Camilli era hermoso, seductor y deslenguado. Acopiador cultísimo de los tesoros de la lengua castellana, afirmaba que San Juan de la Cruz estaba “loca como una yegua”, que Santa Teresa estaba acabando siempre y era capaz de reemplazar en la “traducción” de un poema de Juana de Ibarbourou la palabra “falda” por la palabra “guasca”. ¿Qué hacer con un maestro que, lejos de transmitir las reglas, transmite la infracción, que en lugar de poner en la mano un libro de lectura para impedir la masturbación (modo Sarmiento), enseña a hacerse lo que él llama “paja” y al mismo tiempo todos los fastos del español?¡Seguir su ejemplo! 

Camilli se casó con Beatriz (Beba) Alba Pagani, otra pedagoga que adelantaba a su tiempo y  a quien llamaba “la única”, tuvo tres hijos (Guido, Fabio y Ariana) y tres nietos (Juan Ignacio, Mariano y Carolina).

El maestro verdadero es el que no cesa de aprender. Y a este buen mozo, a quien conocí en los años setenta a través de escritores como Norberto Soares y Jorge Cozachcow, embelesados por sus relatos de chongos y de libros, de la mano de una Beba de pollera plato y humor implacable (¿cómo podemos llegar a ser así de modernos?), lo volví a ver en un medio de una audiencia convocada por Eloísa Cartonera, explicando la diferencia entre significante y significado (modo Saussure), ¿tal vez no se le escapaba que el significante al ser la parte física, material o sensorial del signo era su parte sexy?.

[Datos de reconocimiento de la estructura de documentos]
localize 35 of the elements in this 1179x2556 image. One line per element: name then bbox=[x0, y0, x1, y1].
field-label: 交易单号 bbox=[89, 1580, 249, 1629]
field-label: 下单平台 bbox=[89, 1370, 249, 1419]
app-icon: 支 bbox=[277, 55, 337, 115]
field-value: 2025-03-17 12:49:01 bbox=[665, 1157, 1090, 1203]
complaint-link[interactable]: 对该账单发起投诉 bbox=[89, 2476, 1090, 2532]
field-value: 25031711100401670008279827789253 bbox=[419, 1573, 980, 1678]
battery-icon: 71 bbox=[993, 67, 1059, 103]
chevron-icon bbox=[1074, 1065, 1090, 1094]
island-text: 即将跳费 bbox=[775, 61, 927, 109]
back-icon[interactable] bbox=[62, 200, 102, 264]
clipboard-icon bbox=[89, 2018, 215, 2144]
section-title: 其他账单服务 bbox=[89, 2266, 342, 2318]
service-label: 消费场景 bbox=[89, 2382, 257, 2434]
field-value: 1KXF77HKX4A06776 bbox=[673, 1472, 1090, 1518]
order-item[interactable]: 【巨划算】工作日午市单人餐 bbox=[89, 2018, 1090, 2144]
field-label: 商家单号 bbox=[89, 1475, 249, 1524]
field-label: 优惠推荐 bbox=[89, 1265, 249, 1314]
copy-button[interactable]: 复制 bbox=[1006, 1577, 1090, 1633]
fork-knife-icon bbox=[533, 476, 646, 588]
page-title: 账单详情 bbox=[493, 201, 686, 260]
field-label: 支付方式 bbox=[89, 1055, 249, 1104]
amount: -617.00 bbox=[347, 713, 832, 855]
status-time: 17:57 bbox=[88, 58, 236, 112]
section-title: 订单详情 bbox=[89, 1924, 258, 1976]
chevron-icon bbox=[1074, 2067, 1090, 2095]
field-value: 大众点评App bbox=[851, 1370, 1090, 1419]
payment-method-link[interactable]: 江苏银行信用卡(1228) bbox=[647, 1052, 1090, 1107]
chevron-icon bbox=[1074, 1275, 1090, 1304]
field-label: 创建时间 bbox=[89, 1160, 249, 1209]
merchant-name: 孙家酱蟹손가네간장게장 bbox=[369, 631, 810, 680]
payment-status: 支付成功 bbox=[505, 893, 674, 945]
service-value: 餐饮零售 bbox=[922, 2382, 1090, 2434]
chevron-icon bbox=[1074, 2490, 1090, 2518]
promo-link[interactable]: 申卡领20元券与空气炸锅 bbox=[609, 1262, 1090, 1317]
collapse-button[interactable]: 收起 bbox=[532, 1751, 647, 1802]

EJERCICIOS POR RESOLVER:
- A) Transcribe del fragmento sobre Camilli el tramo que comienza en las palabras que contienen "Camilli se casó" y termina después de "Mariano y Carolina).".
- B) Contesta estas preguntas según el fragmento sobre Camilli:
(i) ¿Con quién se casó Camilli?
(ii) ¿Cómo se llamaban sus tres hijos?
(iii) ¿Qué diferencia explicaba Camilli ante la audiencia convocada por Eloísa Cartonera?

RESPUESTAS EN ORDEN:
- A)
Camilli se casó con Beatriz (Beba) Alba Pagani, otra pedagoga que adelantaba a su tiempo y  a quien llamaba “la única”, tuvo tres hijos (Guido, Fabio y Ariana) y tres nietos (Juan Ignacio, Mariano y Carolina).

- B)
(i) Con Beatriz (Beba) Alba Pagani.
(ii) Guido, Fabio y Ariana.
(iii) La diferencia entre significante y significado.